_WHAT IS EXPECTED:_ Would you copy out every line of the entries below as they appear, leaving out the pictures?
▬▬▬
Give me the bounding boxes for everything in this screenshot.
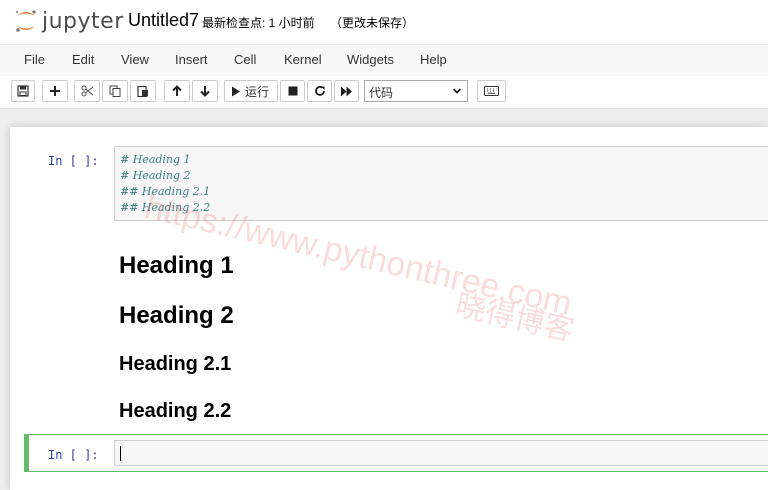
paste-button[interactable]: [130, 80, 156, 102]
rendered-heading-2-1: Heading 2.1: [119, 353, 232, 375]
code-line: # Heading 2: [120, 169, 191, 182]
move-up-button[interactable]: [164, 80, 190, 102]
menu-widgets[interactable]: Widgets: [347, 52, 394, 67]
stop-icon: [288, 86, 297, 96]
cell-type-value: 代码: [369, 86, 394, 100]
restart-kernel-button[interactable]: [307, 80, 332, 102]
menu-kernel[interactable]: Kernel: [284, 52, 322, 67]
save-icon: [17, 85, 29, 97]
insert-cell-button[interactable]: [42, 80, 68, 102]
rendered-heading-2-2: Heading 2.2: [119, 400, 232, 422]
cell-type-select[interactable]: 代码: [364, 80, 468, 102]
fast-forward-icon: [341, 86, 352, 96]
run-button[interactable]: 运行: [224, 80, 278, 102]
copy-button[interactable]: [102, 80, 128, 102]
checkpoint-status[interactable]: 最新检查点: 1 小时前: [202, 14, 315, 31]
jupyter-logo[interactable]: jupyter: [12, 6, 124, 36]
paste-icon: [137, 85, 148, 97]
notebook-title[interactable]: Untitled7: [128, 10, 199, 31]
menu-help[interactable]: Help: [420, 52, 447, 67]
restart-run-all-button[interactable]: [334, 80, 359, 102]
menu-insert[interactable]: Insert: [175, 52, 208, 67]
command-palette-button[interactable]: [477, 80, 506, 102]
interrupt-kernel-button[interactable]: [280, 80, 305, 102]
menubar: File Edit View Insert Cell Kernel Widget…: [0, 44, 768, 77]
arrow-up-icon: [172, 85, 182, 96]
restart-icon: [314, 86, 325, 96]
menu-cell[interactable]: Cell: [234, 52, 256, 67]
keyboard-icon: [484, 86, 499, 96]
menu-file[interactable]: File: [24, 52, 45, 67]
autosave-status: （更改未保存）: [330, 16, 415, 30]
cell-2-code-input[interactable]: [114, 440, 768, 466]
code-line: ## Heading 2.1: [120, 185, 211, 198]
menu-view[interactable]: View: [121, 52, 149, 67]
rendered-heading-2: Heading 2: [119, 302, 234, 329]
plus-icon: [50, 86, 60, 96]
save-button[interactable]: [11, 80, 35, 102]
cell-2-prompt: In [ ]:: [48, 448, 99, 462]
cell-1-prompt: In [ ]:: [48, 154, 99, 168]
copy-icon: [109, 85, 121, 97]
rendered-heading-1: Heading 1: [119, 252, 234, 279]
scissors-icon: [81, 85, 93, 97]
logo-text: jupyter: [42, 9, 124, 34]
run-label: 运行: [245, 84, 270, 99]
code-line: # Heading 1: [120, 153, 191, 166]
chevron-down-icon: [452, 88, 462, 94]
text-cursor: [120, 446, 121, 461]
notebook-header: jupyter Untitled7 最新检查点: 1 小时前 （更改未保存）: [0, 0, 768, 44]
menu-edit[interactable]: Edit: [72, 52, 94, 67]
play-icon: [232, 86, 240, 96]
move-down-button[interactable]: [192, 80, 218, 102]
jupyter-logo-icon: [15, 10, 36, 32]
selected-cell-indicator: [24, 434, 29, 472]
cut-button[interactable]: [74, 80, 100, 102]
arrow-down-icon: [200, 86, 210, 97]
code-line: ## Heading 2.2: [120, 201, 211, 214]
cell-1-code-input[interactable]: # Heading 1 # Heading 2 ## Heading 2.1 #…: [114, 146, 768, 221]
▬▬▬
_PROBLEM SOLUTION:_
Give me the bounding boxes for everything in this screenshot.
paste-button[interactable]: [130, 80, 156, 102]
rendered-heading-2-1: Heading 2.1: [119, 353, 232, 375]
code-line: # Heading 2: [120, 169, 191, 182]
move-up-button[interactable]: [164, 80, 190, 102]
menu-widgets[interactable]: Widgets: [347, 52, 394, 67]
stop-icon: [288, 86, 297, 96]
cell-type-value: 代码: [369, 86, 394, 100]
restart-kernel-button[interactable]: [307, 80, 332, 102]
menu-kernel[interactable]: Kernel: [284, 52, 322, 67]
save-icon: [17, 85, 29, 97]
insert-cell-button[interactable]: [42, 80, 68, 102]
rendered-heading-2-2: Heading 2.2: [119, 400, 232, 422]
cell-type-select[interactable]: 代码: [364, 80, 468, 102]
fast-forward-icon: [341, 86, 352, 96]
run-button[interactable]: 运行: [224, 80, 278, 102]
copy-button[interactable]: [102, 80, 128, 102]
checkpoint-status[interactable]: 最新检查点: 1 小时前: [202, 14, 315, 31]
jupyter-logo[interactable]: jupyter: [12, 6, 124, 36]
paste-icon: [137, 85, 148, 97]
notebook-title[interactable]: Untitled7: [128, 10, 199, 31]
menu-help[interactable]: Help: [420, 52, 447, 67]
restart-run-all-button[interactable]: [334, 80, 359, 102]
menu-insert[interactable]: Insert: [175, 52, 208, 67]
command-palette-button[interactable]: [477, 80, 506, 102]
interrupt-kernel-button[interactable]: [280, 80, 305, 102]
menubar: File Edit View Insert Cell Kernel Widget…: [0, 44, 768, 77]
arrow-up-icon: [172, 85, 182, 96]
restart-icon: [314, 86, 325, 96]
menu-cell[interactable]: Cell: [234, 52, 256, 67]
keyboard-icon: [484, 86, 499, 96]
menu-file[interactable]: File: [24, 52, 45, 67]
autosave-status: （更改未保存）: [330, 16, 415, 30]
cell-2-code-input[interactable]: [114, 440, 768, 466]
code-line: ## Heading 2.1: [120, 185, 211, 198]
menu-view[interactable]: View: [121, 52, 149, 67]
rendered-heading-2: Heading 2: [119, 302, 234, 329]
plus-icon: [50, 86, 60, 96]
save-button[interactable]: [11, 80, 35, 102]
cell-2-prompt: In [ ]:: [48, 448, 99, 462]
cell-1-prompt: In [ ]:: [48, 154, 99, 168]
copy-icon: [109, 85, 121, 97]
rendered-heading-1: Heading 1: [119, 252, 234, 279]
scissors-icon: [81, 85, 93, 97]
logo-text: jupyter: [42, 9, 124, 34]
run-label: 运行: [245, 84, 270, 99]
code-line: # Heading 1: [120, 153, 191, 166]
chevron-down-icon: [452, 88, 462, 94]
text-cursor: [120, 446, 121, 461]
notebook-header: jupyter Untitled7 最新检查点: 1 小时前 （更改未保存）: [0, 0, 768, 44]
menu-edit[interactable]: Edit: [72, 52, 94, 67]
play-icon: [232, 86, 240, 96]
move-down-button[interactable]: [192, 80, 218, 102]
jupyter-logo-icon: [15, 10, 36, 32]
selected-cell-indicator: [24, 434, 29, 472]
cut-button[interactable]: [74, 80, 100, 102]
arrow-down-icon: [200, 86, 210, 97]
code-line: ## Heading 2.2: [120, 201, 211, 214]
cell-1-code-input[interactable]: # Heading 1 # Heading 2 ## Heading 2.1 #…: [114, 146, 768, 221]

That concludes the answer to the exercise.